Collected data
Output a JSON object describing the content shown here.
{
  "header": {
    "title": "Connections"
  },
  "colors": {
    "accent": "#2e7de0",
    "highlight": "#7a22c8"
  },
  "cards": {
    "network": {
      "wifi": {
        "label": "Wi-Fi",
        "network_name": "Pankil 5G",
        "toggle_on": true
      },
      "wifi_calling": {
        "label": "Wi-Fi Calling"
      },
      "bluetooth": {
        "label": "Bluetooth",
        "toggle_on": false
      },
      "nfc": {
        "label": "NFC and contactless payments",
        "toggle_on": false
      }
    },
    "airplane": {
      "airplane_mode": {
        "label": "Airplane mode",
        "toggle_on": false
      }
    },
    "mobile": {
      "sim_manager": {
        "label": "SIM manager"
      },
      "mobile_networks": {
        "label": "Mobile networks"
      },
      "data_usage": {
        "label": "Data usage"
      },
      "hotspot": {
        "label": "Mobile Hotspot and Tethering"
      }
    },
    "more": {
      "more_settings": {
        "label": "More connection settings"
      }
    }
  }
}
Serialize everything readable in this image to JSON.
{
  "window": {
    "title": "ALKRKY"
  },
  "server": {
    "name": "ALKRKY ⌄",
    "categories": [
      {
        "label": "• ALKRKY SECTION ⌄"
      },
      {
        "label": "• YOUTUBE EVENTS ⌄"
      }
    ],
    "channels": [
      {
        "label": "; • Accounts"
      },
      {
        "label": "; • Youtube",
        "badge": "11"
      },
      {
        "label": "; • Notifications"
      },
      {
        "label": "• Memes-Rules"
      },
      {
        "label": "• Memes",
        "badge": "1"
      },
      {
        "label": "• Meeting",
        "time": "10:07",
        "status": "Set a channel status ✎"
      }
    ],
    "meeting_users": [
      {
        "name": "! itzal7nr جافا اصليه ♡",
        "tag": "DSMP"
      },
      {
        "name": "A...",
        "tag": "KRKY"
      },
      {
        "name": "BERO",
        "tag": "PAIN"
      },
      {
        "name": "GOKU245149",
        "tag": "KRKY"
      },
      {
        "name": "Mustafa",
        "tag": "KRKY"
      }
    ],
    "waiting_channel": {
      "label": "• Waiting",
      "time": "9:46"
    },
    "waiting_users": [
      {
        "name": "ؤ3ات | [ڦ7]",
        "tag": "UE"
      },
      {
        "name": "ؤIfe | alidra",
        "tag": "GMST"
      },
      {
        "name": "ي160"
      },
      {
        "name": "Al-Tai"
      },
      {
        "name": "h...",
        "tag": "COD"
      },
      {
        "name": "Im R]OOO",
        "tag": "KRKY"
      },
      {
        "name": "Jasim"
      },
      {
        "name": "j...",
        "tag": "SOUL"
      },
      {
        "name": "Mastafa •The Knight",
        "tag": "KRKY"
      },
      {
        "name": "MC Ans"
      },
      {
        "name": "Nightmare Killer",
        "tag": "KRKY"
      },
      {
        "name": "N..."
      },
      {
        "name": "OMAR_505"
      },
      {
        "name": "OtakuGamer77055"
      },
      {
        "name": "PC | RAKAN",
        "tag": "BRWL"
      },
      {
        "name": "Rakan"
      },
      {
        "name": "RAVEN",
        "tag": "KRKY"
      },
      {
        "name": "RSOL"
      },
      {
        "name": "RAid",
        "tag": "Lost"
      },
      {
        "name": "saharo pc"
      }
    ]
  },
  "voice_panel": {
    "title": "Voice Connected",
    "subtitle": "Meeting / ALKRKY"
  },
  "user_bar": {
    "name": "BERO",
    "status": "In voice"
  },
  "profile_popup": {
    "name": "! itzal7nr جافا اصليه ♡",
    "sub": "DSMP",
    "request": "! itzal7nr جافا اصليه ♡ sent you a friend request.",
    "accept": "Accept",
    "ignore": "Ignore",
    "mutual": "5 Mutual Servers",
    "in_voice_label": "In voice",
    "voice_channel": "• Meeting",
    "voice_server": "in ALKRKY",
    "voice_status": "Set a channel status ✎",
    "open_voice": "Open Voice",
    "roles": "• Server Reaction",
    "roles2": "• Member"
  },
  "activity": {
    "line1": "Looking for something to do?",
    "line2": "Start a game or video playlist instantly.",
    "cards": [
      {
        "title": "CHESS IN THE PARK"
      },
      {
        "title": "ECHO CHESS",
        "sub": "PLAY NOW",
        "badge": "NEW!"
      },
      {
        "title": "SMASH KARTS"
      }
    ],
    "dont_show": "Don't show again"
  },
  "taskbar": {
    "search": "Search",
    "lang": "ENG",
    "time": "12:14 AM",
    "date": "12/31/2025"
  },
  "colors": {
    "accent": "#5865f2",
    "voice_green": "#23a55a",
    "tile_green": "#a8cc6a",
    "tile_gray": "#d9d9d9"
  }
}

### Description of the task
The full set of records should be duplicated exactly.

### Result of this exercise
Output a JSON object describing the content shown here.
{
  "header": {
    "title": "Connections"
  },
  "colors": {
    "accent": "#2e7de0",
    "highlight": "#7a22c8"
  },
  "cards": {
    "network": {
      "wifi": {
        "label": "Wi-Fi",
        "network_name": "Pankil 5G",
        "toggle_on": true
      },
      "wifi_calling": {
        "label": "Wi-Fi Calling"
      },
      "bluetooth": {
        "label": "Bluetooth",
        "toggle_on": false
      },
      "nfc": {
        "label": "NFC and contactless payments",
        "toggle_on": false
      }
    },
    "airplane": {
      "airplane_mode": {
        "label": "Airplane mode",
        "toggle_on": false
      }
    },
    "mobile": {
      "sim_manager": {
        "label": "SIM manager"
      },
      "mobile_networks": {
        "label": "Mobile networks"
      },
      "data_usage": {
        "label": "Data usage"
      },
      "hotspot": {
        "label": "Mobile Hotspot and Tethering"
      }
    },
    "more": {
      "more_settings": {
        "label": "More connection settings"
      }
    }
  }
}
Serialize everything readable in this image to JSON.
{
  "window": {
    "title": "ALKRKY"
  },
  "server": {
    "name": "ALKRKY ⌄",
    "categories": [
      {
        "label": "• ALKRKY SECTION ⌄"
      },
      {
        "label": "• YOUTUBE EVENTS ⌄"
      }
    ],
    "channels": [
      {
        "label": "; • Accounts"
      },
      {
        "label": "; • Youtube",
        "badge": "11"
      },
      {
        "label": "; • Notifications"
      },
      {
        "label": "• Memes-Rules"
      },
      {
        "label": "• Memes",
        "badge": "1"
      },
      {
        "label": "• Meeting",
        "time": "10:07",
        "status": "Set a channel status ✎"
      }
    ],
    "meeting_users": [
      {
        "name": "! itzal7nr جافا اصليه ♡",
        "tag": "DSMP"
      },
      {
        "name": "A...",
        "tag": "KRKY"
      },
      {
        "name": "BERO",
        "tag": "PAIN"
      },
      {
        "name": "GOKU245149",
        "tag": "KRKY"
      },
      {
        "name": "Mustafa",
        "tag": "KRKY"
      }
    ],
    "waiting_channel": {
      "label": "• Waiting",
      "time": "9:46"
    },
    "waiting_users": [
      {
        "name": "ؤ3ات | [ڦ7]",
        "tag": "UE"
      },
      {
        "name": "ؤIfe | alidra",
        "tag": "GMST"
      },
      {
        "name": "ي160"
      },
      {
        "name": "Al-Tai"
      },
      {
        "name": "h...",
        "tag": "COD"
      },
      {
        "name": "Im R]OOO",
        "tag": "KRKY"
      },
      {
        "name": "Jasim"
      },
      {
        "name": "j...",
        "tag": "SOUL"
      },
      {
        "name": "Mastafa •The Knight",
        "tag": "KRKY"
      },
      {
        "name": "MC Ans"
      },
      {
        "name": "Nightmare Killer",
        "tag": "KRKY"
      },
      {
        "name": "N..."
      },
      {
        "name": "OMAR_505"
      },
      {
        "name": "OtakuGamer77055"
      },
      {
        "name": "PC | RAKAN",
        "tag": "BRWL"
      },
      {
        "name": "Rakan"
      },
      {
        "name": "RAVEN",
        "tag": "KRKY"
      },
      {
        "name": "RSOL"
      },
      {
        "name": "RAid",
        "tag": "Lost"
      },
      {
        "name": "saharo pc"
      }
    ]
  },
  "voice_panel": {
    "title": "Voice Connected",
    "subtitle": "Meeting / ALKRKY"
  },
  "user_bar": {
    "name": "BERO",
    "status": "In voice"
  },
  "profile_popup": {
    "name": "! itzal7nr جافا اصليه ♡",
    "sub": "DSMP",
    "request": "! itzal7nr جافا اصليه ♡ sent you a friend request.",
    "accept": "Accept",
    "ignore": "Ignore",
    "mutual": "5 Mutual Servers",
    "in_voice_label": "In voice",
    "voice_channel": "• Meeting",
    "voice_server": "in ALKRKY",
    "voice_status": "Set a channel status ✎",
    "open_voice": "Open Voice",
    "roles": "• Server Reaction",
    "roles2": "• Member"
  },
  "activity": {
    "line1": "Looking for something to do?",
    "line2": "Start a game or video playlist instantly.",
    "cards": [
      {
        "title": "CHESS IN THE PARK"
      },
      {
        "title": "ECHO CHESS",
        "sub": "PLAY NOW",
        "badge": "NEW!"
      },
      {
        "title": "SMASH KARTS"
      }
    ],
    "dont_show": "Don't show again"
  },
  "taskbar": {
    "search": "Search",
    "lang": "ENG",
    "time": "12:14 AM",
    "date": "12/31/2025"
  },
  "colors": {
    "accent": "#5865f2",
    "voice_green": "#23a55a",
    "tile_green": "#a8cc6a",
    "tile_gray": "#d9d9d9"
  }
}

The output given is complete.